- **Set exercise**
Copy each line of the records that holds the string "房地产估价报告".

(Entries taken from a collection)
#####

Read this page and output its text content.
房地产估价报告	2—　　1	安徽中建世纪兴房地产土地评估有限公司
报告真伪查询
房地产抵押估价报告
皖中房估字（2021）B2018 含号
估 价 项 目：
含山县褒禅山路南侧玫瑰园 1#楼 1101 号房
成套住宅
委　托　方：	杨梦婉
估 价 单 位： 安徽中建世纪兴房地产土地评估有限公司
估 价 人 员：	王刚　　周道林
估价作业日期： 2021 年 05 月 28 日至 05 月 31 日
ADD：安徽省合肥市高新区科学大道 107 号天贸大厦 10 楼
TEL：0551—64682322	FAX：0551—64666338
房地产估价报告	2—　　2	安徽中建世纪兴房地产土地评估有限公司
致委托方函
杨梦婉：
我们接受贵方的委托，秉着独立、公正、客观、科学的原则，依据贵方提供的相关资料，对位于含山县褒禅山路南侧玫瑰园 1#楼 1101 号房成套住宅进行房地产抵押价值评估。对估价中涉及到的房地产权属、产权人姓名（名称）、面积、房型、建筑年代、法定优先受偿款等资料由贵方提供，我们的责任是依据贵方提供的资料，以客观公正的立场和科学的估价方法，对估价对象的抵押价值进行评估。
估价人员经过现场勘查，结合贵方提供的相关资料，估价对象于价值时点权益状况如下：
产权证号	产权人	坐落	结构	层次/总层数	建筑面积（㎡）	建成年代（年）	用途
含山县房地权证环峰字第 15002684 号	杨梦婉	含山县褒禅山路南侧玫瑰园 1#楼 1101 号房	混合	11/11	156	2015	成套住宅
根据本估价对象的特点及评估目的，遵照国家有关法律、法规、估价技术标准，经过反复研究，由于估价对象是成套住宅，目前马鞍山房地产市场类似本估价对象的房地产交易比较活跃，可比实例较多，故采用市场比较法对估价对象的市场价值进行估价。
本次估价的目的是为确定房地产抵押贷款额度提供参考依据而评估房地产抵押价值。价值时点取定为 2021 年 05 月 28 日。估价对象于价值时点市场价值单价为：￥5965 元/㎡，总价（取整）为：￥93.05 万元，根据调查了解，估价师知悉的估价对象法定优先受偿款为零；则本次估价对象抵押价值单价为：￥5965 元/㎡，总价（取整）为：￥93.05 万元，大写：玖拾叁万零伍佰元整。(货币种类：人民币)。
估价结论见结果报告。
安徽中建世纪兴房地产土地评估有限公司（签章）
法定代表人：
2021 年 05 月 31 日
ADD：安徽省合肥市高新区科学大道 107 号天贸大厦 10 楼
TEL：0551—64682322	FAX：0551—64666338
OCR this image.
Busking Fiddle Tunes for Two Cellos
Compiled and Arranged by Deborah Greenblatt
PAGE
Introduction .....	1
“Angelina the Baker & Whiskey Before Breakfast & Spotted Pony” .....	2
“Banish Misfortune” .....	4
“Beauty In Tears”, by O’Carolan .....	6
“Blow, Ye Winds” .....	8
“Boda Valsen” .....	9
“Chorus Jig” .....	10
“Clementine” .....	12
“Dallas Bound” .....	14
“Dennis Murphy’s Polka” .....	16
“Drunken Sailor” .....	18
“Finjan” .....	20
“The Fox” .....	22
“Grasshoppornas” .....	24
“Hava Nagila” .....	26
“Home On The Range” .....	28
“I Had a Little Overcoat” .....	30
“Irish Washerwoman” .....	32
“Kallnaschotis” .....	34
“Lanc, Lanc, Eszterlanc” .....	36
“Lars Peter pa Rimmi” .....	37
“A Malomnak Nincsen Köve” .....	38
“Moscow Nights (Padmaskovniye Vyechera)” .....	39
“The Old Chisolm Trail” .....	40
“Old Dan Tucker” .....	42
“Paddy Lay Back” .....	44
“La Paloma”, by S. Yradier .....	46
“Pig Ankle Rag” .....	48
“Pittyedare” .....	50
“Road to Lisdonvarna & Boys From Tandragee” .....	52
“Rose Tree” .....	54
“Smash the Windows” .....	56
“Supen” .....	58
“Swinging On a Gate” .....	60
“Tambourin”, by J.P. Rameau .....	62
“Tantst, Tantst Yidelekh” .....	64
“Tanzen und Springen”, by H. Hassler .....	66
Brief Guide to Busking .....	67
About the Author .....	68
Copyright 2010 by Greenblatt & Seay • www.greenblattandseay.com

#####

- **Exercise result**
房地产估价报告	2—　　1	安徽中建世纪兴房地产土地评估有限公司
房地产估价报告	2—　　2	安徽中建世纪兴房地产土地评估有限公司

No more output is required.